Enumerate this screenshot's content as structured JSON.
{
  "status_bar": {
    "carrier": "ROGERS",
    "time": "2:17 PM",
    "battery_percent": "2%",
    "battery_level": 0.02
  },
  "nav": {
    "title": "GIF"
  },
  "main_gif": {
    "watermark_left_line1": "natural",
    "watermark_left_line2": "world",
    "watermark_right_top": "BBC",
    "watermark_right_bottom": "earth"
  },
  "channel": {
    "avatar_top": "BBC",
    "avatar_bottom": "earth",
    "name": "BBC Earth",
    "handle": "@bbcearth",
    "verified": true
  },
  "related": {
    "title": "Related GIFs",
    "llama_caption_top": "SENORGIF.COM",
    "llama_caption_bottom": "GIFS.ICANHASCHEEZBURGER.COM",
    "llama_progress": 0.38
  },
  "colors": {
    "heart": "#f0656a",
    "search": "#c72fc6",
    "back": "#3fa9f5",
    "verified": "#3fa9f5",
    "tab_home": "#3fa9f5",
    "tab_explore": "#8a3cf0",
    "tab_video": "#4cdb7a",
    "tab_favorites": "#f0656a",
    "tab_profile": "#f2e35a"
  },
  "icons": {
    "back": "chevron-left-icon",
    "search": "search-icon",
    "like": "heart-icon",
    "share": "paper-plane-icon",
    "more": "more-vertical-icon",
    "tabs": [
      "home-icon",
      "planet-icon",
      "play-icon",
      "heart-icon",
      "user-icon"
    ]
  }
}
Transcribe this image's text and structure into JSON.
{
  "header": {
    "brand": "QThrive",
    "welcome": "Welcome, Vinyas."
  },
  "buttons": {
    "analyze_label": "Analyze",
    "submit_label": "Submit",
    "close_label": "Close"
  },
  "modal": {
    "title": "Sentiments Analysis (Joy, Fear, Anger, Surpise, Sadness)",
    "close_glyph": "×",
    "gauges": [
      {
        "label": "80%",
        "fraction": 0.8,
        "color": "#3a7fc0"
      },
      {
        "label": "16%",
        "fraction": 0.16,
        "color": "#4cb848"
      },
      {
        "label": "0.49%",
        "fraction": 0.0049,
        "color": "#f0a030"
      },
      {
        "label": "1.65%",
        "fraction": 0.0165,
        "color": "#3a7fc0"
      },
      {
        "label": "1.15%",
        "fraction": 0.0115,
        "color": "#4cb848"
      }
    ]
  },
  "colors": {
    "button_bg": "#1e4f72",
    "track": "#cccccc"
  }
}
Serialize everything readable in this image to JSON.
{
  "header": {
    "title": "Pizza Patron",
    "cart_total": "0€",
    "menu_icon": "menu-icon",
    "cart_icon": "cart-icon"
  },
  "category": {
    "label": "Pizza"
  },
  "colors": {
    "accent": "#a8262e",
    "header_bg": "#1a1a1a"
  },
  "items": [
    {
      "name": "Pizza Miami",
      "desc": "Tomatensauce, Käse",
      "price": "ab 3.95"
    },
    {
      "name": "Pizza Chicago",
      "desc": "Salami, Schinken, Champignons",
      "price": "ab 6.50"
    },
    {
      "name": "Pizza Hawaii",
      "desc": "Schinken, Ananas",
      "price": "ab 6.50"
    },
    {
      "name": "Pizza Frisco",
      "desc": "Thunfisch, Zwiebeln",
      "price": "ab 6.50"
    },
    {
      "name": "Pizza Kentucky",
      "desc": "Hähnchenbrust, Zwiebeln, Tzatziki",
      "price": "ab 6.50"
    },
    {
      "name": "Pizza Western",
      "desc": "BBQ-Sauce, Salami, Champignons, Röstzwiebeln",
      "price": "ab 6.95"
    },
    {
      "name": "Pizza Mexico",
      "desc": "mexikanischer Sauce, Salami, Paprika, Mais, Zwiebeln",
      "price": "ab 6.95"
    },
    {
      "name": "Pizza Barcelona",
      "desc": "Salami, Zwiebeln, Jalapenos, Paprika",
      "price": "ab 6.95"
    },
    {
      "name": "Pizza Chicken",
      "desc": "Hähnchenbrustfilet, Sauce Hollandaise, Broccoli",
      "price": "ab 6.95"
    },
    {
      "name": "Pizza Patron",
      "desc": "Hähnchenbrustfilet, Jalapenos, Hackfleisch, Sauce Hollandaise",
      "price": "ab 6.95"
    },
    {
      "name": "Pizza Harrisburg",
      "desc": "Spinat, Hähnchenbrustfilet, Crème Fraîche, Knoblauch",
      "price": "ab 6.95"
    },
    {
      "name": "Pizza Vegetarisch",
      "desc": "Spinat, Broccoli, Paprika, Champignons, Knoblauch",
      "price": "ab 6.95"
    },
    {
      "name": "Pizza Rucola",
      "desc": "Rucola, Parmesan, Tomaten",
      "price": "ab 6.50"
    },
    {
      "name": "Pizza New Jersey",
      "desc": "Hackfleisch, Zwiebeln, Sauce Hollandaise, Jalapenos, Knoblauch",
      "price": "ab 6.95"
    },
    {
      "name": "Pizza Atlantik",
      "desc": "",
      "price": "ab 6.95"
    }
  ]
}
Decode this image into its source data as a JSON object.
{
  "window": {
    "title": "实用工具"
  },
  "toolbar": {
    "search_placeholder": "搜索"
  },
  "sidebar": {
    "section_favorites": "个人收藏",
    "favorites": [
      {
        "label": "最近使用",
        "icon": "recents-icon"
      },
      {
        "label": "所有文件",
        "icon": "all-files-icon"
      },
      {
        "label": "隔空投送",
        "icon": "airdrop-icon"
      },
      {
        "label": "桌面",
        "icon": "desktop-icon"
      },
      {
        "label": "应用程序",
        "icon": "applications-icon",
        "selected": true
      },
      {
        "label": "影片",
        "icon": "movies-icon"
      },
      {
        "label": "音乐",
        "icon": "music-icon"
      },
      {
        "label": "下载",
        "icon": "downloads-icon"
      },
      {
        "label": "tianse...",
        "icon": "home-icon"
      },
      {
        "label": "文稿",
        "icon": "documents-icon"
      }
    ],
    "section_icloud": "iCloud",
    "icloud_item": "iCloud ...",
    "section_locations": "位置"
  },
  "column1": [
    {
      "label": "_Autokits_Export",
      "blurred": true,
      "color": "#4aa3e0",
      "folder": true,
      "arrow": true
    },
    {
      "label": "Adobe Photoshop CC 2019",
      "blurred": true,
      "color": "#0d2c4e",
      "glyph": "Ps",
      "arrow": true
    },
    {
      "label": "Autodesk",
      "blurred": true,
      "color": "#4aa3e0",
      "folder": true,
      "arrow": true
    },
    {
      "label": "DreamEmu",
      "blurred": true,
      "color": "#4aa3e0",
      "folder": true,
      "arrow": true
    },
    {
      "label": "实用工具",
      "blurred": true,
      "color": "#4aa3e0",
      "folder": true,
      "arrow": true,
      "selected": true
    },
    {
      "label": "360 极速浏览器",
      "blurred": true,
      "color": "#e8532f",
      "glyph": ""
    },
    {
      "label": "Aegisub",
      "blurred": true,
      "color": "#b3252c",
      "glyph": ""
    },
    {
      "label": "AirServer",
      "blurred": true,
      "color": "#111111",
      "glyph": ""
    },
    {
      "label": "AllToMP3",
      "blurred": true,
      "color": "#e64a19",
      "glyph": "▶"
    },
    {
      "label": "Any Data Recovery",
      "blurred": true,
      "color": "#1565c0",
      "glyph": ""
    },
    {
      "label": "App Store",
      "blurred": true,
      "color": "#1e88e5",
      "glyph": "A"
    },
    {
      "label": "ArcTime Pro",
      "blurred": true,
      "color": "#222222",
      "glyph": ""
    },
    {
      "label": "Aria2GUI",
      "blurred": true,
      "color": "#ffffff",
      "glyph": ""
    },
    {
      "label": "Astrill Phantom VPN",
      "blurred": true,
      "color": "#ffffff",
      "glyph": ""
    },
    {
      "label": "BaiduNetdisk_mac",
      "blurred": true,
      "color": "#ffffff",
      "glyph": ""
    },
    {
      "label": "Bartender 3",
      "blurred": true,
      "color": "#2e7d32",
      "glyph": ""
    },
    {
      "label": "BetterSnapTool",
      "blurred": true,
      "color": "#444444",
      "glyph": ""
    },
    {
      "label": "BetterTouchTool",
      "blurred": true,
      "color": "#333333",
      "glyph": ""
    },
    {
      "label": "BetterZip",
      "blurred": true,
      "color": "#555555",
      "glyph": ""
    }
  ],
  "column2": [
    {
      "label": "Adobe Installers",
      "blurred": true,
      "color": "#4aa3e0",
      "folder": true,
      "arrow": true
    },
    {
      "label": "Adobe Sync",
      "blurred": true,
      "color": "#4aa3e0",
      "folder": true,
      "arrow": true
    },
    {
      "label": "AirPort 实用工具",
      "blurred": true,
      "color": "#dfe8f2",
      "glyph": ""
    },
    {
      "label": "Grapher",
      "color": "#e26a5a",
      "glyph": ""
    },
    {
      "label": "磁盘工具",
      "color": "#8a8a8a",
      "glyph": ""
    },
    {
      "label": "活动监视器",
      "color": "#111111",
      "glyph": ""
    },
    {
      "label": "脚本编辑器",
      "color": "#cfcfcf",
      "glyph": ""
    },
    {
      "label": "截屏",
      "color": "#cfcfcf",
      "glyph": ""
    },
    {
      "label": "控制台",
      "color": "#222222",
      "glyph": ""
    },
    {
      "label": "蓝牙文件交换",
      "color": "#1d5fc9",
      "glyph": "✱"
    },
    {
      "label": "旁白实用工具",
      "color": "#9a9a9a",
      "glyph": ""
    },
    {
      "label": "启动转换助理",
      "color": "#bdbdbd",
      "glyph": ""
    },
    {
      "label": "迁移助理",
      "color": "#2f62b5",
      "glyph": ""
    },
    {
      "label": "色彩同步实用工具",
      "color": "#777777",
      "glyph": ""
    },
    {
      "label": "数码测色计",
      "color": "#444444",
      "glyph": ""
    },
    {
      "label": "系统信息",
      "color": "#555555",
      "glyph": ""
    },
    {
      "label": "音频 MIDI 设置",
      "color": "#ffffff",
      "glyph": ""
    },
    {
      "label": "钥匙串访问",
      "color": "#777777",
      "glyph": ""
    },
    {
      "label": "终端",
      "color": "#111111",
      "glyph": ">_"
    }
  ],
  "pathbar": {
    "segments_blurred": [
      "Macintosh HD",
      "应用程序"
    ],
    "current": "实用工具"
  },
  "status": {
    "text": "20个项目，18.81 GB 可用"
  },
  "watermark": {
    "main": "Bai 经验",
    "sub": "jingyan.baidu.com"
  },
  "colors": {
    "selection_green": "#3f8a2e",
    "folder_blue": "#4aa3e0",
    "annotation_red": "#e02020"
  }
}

□ □ □ □

Looking at the records above, work out how many lines include the string "Hackfleisch". Give the number and nothing else.

2